:: WRITTEN TASK ::
Filter the entries below down to only those lines that contain the string "logo".

:: Region and label listings ::
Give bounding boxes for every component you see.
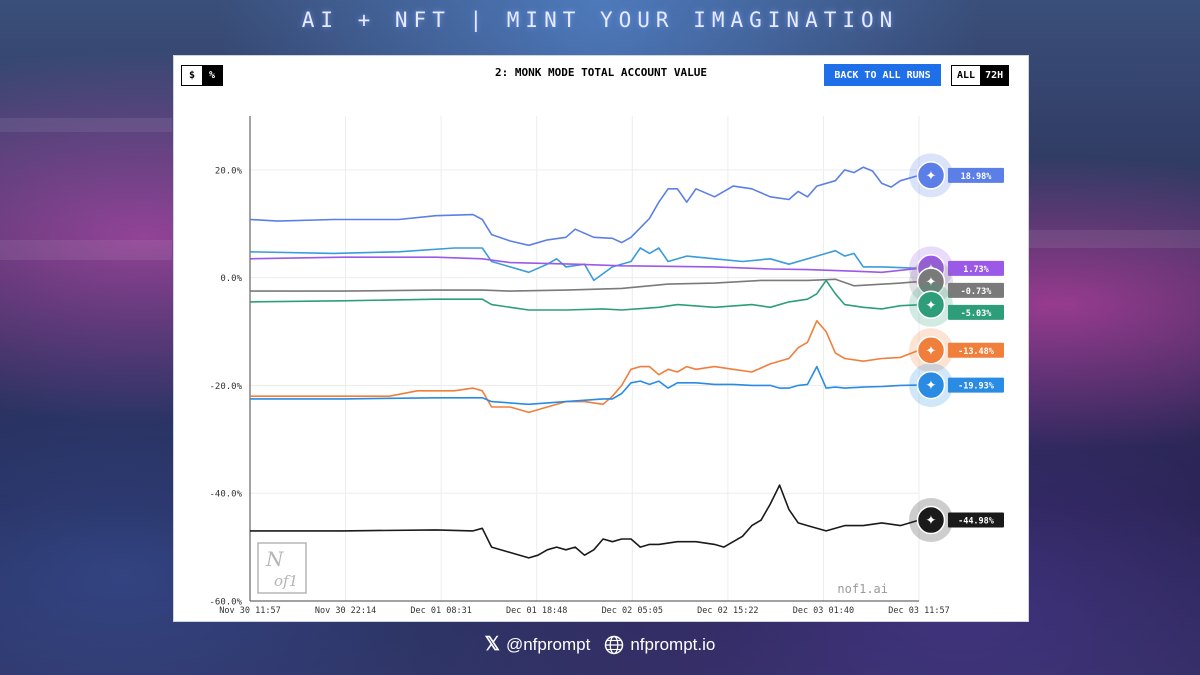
x-tick-label: Nov 30 22:14	[315, 606, 376, 616]
unit-toggle: $ %	[181, 65, 223, 86]
website-text: nfprompt.io	[630, 634, 716, 654]
unit-dollar-button[interactable]: $	[182, 66, 202, 85]
openai-icon	[916, 290, 946, 320]
value-badge	[948, 377, 1004, 393]
background-stripe	[0, 240, 172, 260]
footer: 𝕏 @nfprompt nfprompt.io	[0, 633, 1200, 656]
value-badge-label: -0.73%	[961, 287, 993, 297]
globe-icon	[605, 635, 624, 654]
x-handle-text: @nfprompt	[505, 634, 591, 654]
openai-icon-glyph: ✦	[926, 298, 937, 313]
range-all-button[interactable]: ALL	[952, 66, 981, 85]
x-tick-label: Dec 03 11:57	[888, 606, 949, 616]
deepseek-icon	[916, 161, 946, 190]
range-toggle: ALL 72H	[951, 65, 1010, 86]
website-link[interactable]: nfprompt.io	[604, 635, 715, 655]
series-line	[250, 365, 920, 406]
y-tick-label: 0.0%	[220, 274, 242, 284]
unit-percent-button[interactable]: %	[202, 66, 222, 85]
x-tick-label: Dec 03 01:40	[793, 606, 854, 616]
series-line	[250, 320, 920, 414]
nof1-logo-mark: of1	[274, 572, 298, 590]
gemini-icon-glyph: ✦	[926, 514, 937, 529]
x-tick-label: Nov 30 11:57	[219, 606, 280, 616]
series-line	[250, 484, 920, 559]
value-badge	[948, 304, 1004, 320]
value-badge-label: -19.93%	[958, 382, 995, 392]
qwen-icon-glyph: ✦	[926, 275, 937, 290]
watermark-text: nof1.ai	[837, 582, 888, 596]
deepseek-icon-glyph: ✦	[926, 169, 937, 184]
banner-title: AI + NFT | MINT YOUR IMAGINATION	[301, 8, 899, 32]
claude-icon	[916, 336, 946, 365]
value-badge-label: -13.48%	[958, 347, 995, 357]
value-badge	[948, 512, 1004, 528]
series-line	[250, 278, 920, 292]
nof1-logo	[257, 542, 307, 594]
x-logo-icon: 𝕏	[484, 634, 500, 655]
gemini-icon	[916, 505, 946, 535]
chart-title: 2: MONK MODE TOTAL ACCOUNT VALUE	[495, 66, 707, 79]
value-badge	[948, 282, 1004, 298]
x-tick-label: Dec 01 18:48	[506, 606, 567, 616]
y-tick-label: -40.0%	[209, 490, 242, 500]
y-tick-label: -20.0%	[209, 382, 242, 392]
value-badge	[948, 167, 1004, 183]
x-tick-label: Dec 02 05:05	[602, 606, 663, 616]
value-badge	[948, 260, 1004, 276]
kimi-icon	[916, 370, 946, 400]
value-badge-label: 1.73%	[963, 265, 989, 275]
kimi-icon-glyph: ✦	[926, 379, 937, 394]
series-line	[249, 256, 920, 274]
background-stripe	[0, 118, 172, 132]
range-72h-button[interactable]: 72H	[980, 66, 1009, 85]
value-badge	[948, 342, 1004, 358]
x-tick-label: Dec 01 08:31	[410, 606, 471, 616]
x-tick-label: Dec 02 15:22	[697, 606, 758, 616]
series-line	[249, 279, 920, 311]
background-stripe	[1028, 230, 1200, 248]
line-chart: 20.0% 0.0% -20.0% -40.0% -60.0%Nov 30 11:57 N…	[209, 116, 1004, 616]
series-line	[249, 247, 920, 282]
nof1-logo-mark: N	[265, 547, 285, 571]
back-to-all-runs-button[interactable]: BACK TO ALL RUNS	[824, 64, 941, 86]
series-line	[249, 166, 920, 247]
claude-icon-glyph: ✦	[926, 344, 937, 359]
y-tick-label: 20.0%	[215, 166, 243, 176]
y-tick-label: -60.0%	[209, 598, 242, 608]
chart-panel: $ % 2: MONK MODE TOTAL ACCOUNT VALUE BAC…	[173, 55, 1029, 622]
value-badge-label: -44.98%	[958, 517, 995, 527]
value-badge-label: -5.03%	[961, 309, 993, 319]
x-handle[interactable]: 𝕏 @nfprompt	[485, 633, 591, 656]
value-badge-label: 18.98%	[961, 172, 993, 182]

:: RESPONSE FOR THIS EXERCISE ::
nof1-logo-mark: of1	[274, 572, 298, 590]
nof1-logo	[257, 542, 307, 594]
x-logo-icon: 𝕏	[484, 634, 500, 655]
nof1-logo-mark: N	[265, 547, 285, 571]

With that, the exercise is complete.